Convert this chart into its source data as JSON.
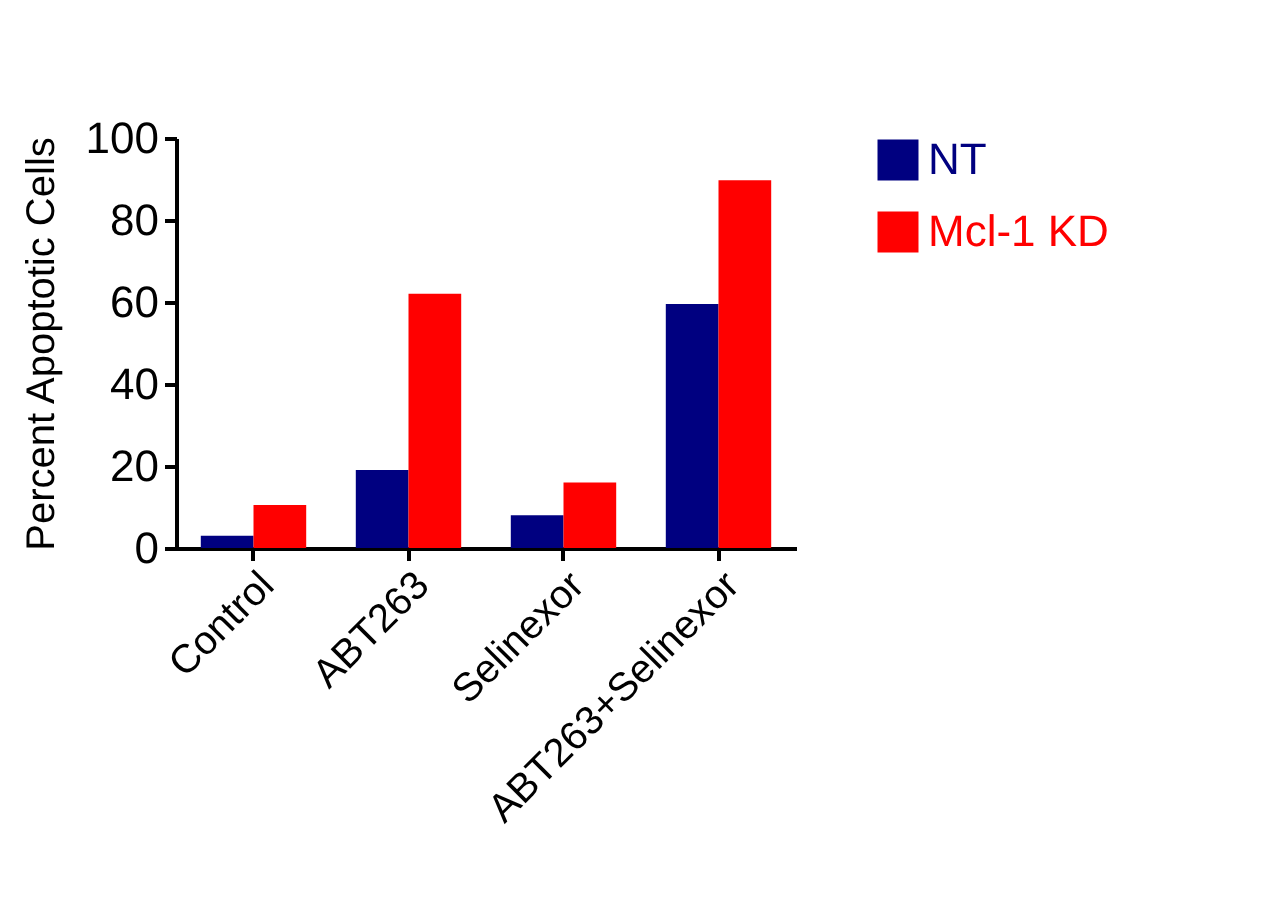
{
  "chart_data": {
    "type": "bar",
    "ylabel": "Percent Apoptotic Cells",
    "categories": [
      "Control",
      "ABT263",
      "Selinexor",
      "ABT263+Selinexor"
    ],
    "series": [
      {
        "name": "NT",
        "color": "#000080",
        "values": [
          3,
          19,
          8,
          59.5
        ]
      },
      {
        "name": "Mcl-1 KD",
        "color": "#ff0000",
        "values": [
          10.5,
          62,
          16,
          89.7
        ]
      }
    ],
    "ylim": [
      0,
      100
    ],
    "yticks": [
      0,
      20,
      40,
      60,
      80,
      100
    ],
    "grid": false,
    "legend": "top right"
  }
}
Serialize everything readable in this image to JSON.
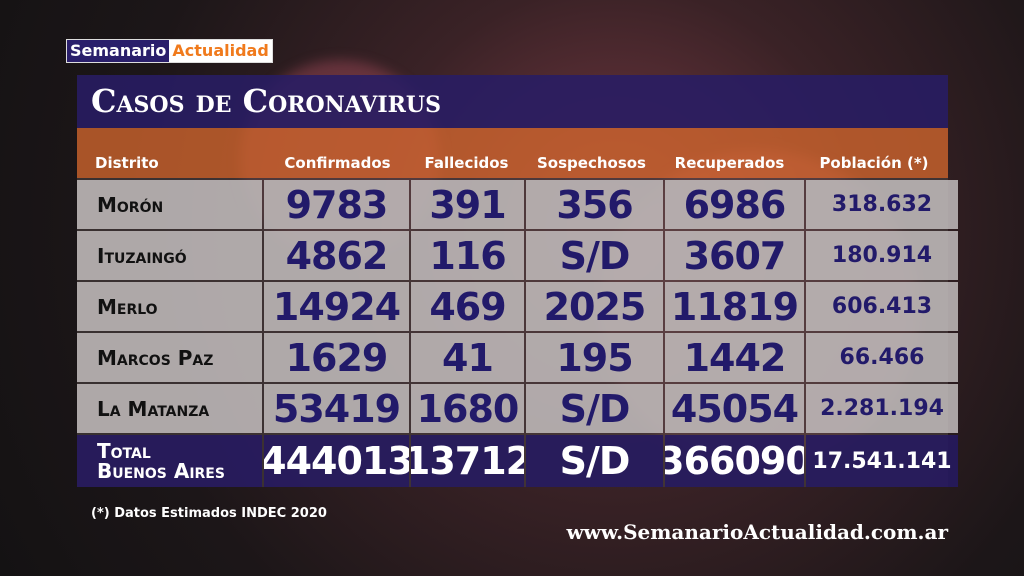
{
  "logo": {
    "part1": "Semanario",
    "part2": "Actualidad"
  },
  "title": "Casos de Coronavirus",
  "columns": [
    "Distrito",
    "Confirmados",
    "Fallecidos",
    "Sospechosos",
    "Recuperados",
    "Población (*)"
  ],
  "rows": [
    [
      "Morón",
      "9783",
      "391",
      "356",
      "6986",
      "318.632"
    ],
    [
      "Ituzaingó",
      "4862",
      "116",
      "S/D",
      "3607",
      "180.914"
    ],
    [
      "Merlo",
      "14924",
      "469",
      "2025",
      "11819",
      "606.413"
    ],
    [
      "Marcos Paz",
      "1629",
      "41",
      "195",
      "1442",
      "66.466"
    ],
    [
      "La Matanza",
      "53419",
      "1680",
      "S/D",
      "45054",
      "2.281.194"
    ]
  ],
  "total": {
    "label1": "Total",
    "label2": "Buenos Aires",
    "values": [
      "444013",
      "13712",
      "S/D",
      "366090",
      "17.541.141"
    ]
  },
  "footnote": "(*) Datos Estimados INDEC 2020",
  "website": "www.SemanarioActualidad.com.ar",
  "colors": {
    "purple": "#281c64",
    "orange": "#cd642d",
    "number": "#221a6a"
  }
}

+++++

The lines to return are those in the entries above that include "this".

Convert this chart into its source data as JSON.
Serialize everything readable in this image to JSON.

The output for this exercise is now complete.